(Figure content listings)

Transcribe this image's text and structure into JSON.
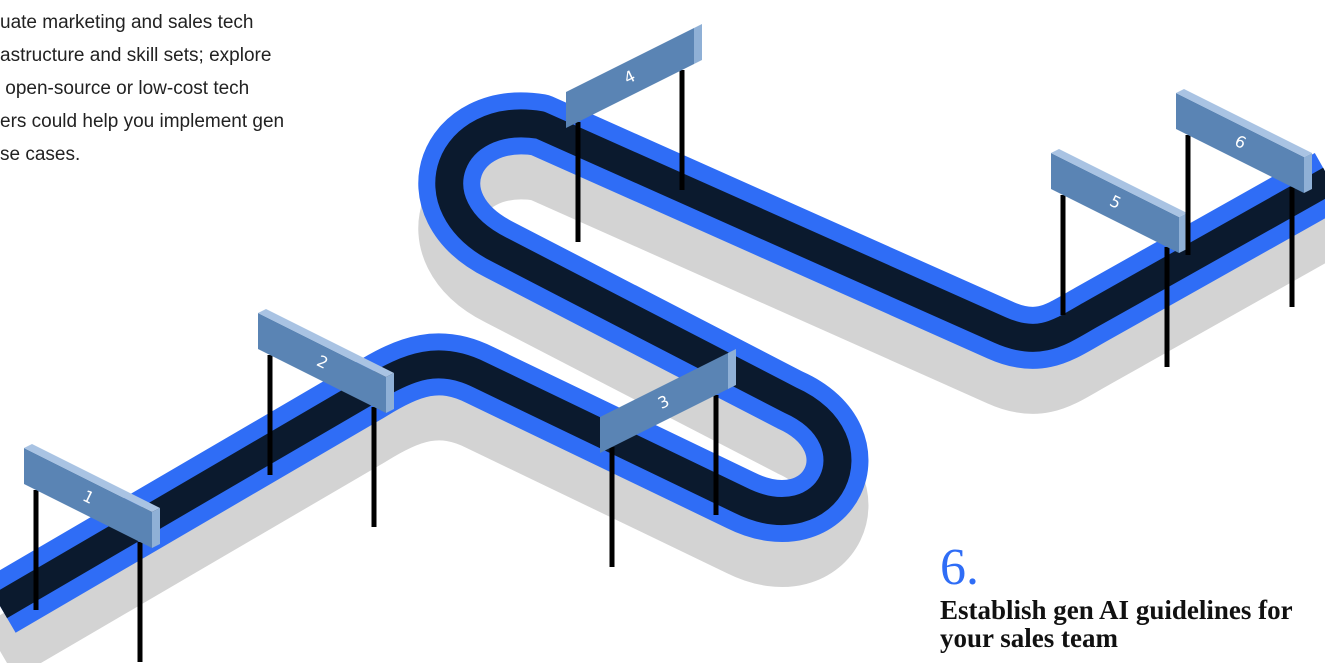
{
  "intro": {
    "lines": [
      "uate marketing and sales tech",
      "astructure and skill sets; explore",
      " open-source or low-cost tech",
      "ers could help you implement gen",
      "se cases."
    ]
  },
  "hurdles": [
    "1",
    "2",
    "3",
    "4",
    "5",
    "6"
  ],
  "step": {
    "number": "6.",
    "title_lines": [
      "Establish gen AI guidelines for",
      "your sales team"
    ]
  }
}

* * *

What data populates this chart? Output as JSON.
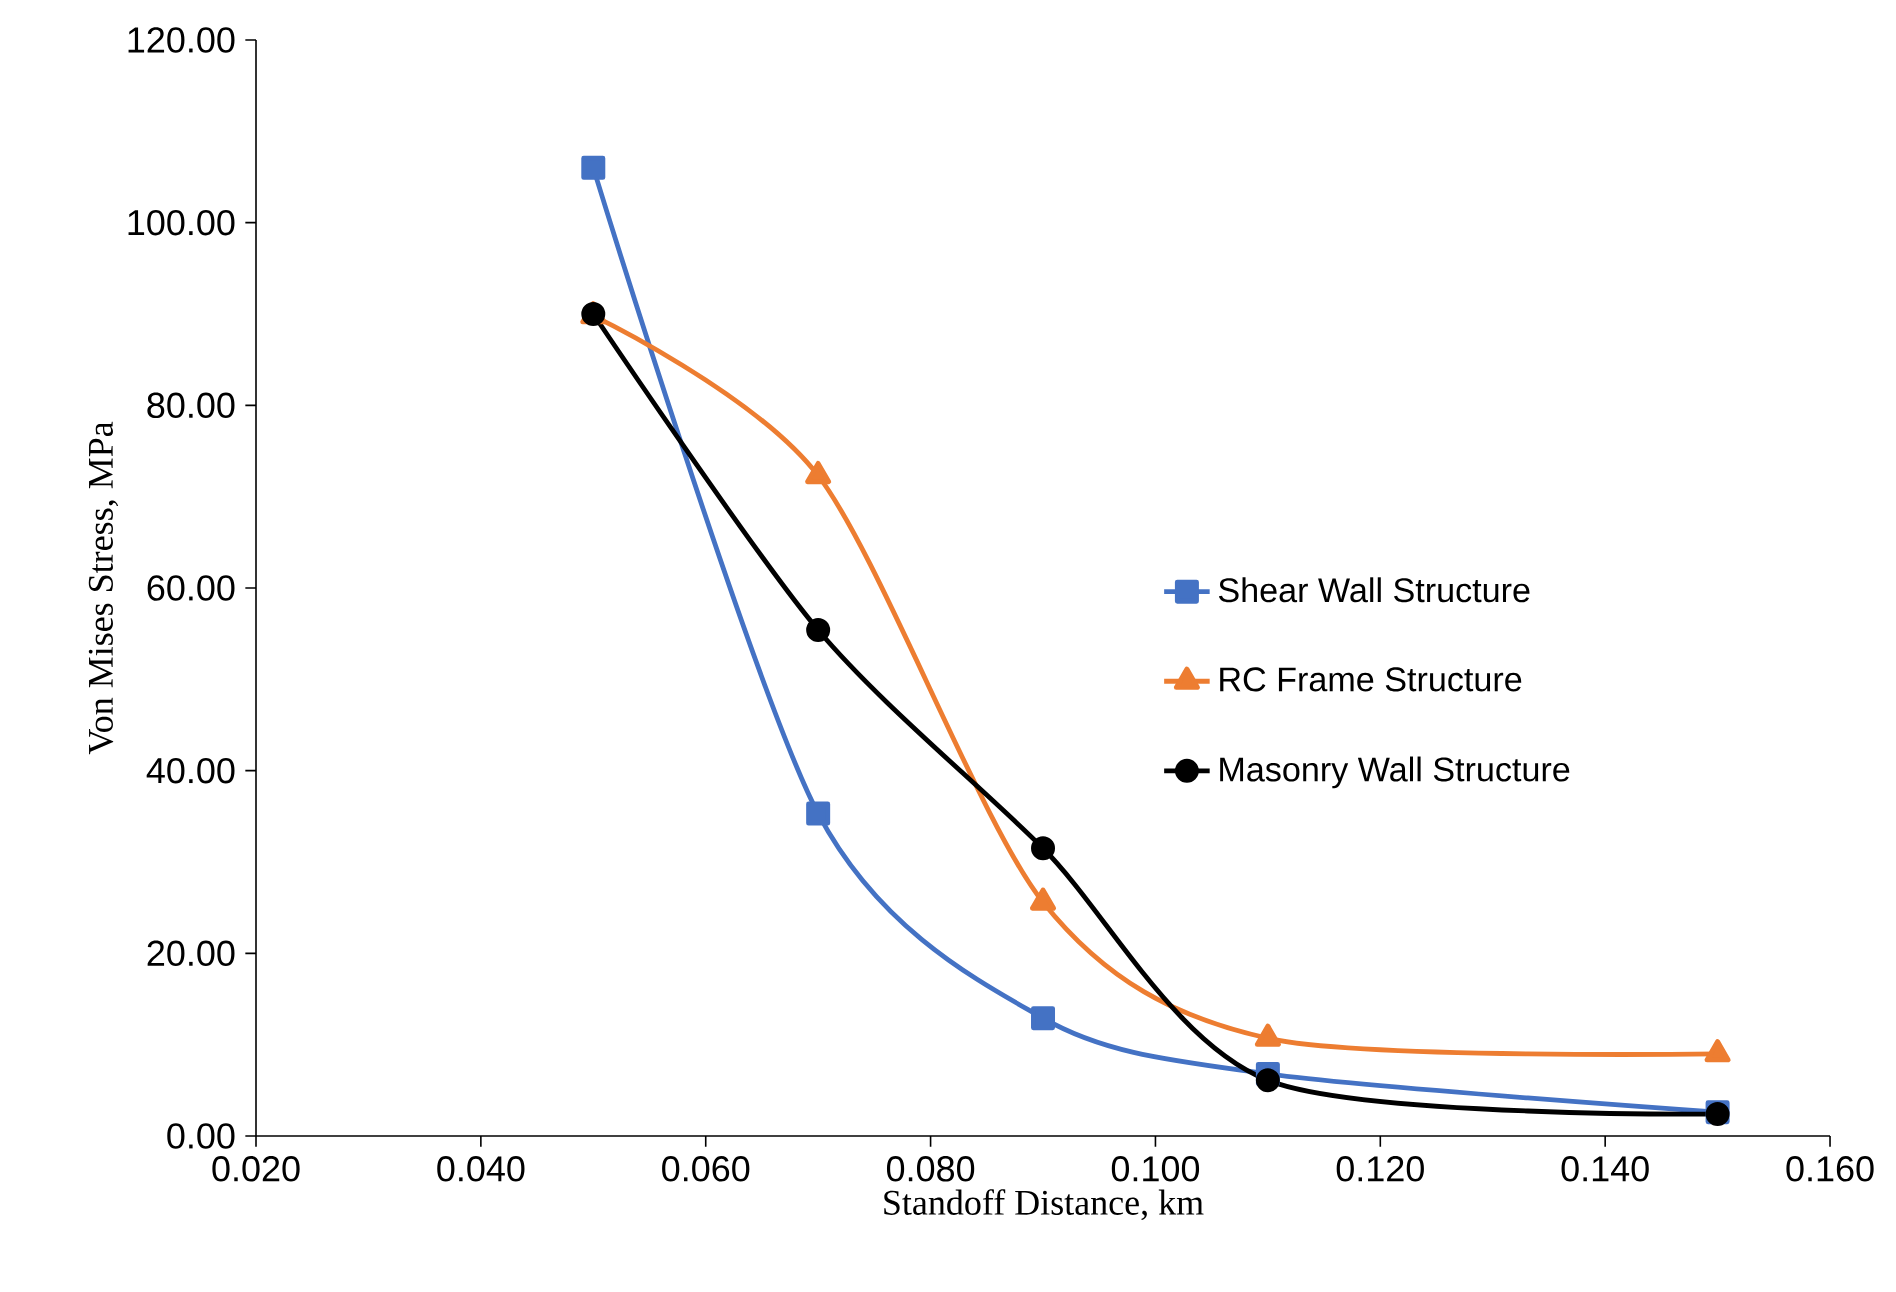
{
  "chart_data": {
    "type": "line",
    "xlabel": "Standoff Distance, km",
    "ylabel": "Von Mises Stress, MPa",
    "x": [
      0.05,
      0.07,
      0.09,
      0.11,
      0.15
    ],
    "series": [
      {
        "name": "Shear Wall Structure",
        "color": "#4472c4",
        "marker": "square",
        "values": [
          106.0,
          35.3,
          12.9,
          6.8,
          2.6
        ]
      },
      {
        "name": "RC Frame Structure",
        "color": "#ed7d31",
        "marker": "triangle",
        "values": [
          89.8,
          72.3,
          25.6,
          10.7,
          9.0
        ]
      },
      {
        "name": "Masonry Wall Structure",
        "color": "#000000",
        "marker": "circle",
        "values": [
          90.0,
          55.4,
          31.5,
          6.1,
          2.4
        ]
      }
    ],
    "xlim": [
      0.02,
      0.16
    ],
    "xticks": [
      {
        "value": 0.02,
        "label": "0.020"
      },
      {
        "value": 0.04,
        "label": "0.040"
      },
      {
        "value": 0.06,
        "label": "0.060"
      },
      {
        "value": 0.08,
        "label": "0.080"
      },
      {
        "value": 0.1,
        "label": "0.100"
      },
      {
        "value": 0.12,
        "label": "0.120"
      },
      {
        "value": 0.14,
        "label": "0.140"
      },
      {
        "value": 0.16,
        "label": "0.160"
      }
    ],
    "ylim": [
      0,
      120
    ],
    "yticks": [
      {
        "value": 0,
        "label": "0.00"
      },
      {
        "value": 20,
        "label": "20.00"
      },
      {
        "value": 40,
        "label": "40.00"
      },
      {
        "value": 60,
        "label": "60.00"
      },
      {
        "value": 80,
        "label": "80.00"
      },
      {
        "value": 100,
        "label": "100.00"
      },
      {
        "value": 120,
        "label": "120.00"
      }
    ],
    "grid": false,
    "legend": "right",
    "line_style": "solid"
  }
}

▶ **WHAT TO DO**
In the listing above, how many lines hold the word "sales"? Give the number and nothing more.

▶ **CORRECT RESULT**
2